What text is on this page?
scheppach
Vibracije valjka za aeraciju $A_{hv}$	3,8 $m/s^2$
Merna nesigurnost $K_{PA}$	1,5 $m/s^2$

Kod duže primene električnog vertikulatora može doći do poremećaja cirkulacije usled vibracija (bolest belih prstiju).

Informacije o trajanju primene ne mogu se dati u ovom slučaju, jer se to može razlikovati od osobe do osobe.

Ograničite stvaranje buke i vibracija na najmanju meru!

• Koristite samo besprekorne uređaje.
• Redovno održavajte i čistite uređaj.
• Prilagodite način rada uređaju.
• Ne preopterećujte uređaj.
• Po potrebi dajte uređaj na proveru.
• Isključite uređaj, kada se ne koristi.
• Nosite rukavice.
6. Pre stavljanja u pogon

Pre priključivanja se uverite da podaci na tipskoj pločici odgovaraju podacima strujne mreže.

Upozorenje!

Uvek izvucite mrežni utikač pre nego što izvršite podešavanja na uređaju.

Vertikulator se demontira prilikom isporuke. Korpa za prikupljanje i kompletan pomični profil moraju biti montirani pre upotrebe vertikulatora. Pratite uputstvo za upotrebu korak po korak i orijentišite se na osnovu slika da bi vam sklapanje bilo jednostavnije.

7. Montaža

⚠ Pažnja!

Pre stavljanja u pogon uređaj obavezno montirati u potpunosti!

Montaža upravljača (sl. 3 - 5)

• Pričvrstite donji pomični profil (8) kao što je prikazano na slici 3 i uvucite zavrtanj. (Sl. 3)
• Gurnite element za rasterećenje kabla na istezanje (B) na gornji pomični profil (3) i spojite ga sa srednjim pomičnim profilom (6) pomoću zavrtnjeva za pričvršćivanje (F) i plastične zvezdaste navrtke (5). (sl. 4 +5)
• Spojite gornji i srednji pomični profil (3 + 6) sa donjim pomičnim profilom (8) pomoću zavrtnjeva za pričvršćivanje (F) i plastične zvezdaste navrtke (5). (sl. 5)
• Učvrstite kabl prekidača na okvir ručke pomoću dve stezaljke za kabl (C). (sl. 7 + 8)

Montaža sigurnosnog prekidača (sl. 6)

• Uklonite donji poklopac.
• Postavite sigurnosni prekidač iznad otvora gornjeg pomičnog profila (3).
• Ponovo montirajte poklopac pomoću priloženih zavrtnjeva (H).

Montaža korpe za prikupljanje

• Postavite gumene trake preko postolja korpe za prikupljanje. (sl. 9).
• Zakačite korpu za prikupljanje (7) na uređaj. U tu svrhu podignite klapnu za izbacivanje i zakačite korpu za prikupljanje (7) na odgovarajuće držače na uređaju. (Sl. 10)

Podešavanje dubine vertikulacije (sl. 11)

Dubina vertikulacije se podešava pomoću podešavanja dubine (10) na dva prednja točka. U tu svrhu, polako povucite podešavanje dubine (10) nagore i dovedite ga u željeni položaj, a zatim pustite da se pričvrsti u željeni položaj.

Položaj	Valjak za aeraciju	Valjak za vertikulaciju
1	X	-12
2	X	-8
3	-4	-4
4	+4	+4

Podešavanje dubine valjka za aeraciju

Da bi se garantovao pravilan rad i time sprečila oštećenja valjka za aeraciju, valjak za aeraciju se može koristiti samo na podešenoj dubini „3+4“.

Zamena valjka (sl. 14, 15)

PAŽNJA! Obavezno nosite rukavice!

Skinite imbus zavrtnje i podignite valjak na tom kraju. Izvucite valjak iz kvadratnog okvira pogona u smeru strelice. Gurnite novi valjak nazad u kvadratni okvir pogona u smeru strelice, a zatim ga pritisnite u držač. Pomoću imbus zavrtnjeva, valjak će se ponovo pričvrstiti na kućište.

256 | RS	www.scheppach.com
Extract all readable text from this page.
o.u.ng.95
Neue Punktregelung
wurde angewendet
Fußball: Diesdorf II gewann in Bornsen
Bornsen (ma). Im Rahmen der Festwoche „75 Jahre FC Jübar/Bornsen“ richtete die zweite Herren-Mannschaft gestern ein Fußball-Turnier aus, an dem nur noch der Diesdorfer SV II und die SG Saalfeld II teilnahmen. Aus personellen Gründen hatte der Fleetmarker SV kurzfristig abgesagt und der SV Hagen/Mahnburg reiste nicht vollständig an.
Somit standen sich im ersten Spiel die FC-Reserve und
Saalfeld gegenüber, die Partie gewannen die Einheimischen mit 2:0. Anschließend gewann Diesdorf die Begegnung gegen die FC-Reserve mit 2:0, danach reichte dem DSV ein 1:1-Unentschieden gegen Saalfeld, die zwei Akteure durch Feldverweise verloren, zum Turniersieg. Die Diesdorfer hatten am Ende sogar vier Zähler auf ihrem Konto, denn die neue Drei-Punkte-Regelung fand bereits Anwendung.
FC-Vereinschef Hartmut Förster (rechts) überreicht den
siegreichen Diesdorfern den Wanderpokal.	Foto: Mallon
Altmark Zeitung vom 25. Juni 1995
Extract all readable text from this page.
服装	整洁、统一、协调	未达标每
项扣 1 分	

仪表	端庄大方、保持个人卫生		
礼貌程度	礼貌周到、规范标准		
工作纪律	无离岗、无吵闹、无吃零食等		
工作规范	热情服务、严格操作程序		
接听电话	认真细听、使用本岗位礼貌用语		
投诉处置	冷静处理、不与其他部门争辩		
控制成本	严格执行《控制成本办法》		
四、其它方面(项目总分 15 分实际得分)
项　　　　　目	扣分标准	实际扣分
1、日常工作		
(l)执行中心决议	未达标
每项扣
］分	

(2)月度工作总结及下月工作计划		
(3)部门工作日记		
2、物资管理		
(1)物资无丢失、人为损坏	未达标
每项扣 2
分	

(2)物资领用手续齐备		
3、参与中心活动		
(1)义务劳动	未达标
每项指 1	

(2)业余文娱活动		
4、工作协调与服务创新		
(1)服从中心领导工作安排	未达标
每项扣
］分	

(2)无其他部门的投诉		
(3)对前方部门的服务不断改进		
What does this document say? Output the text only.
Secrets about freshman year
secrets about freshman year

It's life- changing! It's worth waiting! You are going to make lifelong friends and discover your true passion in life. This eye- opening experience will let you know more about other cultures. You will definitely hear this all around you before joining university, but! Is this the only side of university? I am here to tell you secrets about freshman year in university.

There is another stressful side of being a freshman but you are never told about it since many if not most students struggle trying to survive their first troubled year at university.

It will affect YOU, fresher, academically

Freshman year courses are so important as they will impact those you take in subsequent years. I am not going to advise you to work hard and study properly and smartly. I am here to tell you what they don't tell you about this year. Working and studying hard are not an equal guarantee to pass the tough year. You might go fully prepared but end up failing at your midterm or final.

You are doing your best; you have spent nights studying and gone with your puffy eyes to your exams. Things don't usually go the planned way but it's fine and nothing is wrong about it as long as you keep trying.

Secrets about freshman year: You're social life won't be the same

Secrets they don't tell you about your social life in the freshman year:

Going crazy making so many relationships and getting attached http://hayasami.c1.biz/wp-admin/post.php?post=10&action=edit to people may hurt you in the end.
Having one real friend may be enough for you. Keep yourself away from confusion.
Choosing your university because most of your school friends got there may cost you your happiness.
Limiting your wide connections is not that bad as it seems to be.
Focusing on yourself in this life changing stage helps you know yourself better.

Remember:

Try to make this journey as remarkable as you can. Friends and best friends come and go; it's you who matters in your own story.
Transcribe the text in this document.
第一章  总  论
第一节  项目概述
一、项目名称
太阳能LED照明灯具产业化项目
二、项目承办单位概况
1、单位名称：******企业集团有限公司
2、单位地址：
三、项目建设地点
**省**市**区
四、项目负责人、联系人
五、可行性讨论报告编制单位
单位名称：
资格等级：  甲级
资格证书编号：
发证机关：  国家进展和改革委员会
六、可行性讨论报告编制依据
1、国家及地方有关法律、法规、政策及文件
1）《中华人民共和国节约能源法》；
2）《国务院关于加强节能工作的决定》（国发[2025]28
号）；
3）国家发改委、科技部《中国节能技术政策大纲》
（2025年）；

--

● Your instructions
Where a line above contains the string "samo", copy that line.

● Response to the task
• Koristite samo besprekorne uređaje.
Da bi se garantovao pravilan rad i time sprečila oštećenja valjka za aeraciju, valjak za aeraciju se može koristiti samo na podešenoj dubini „3+4“.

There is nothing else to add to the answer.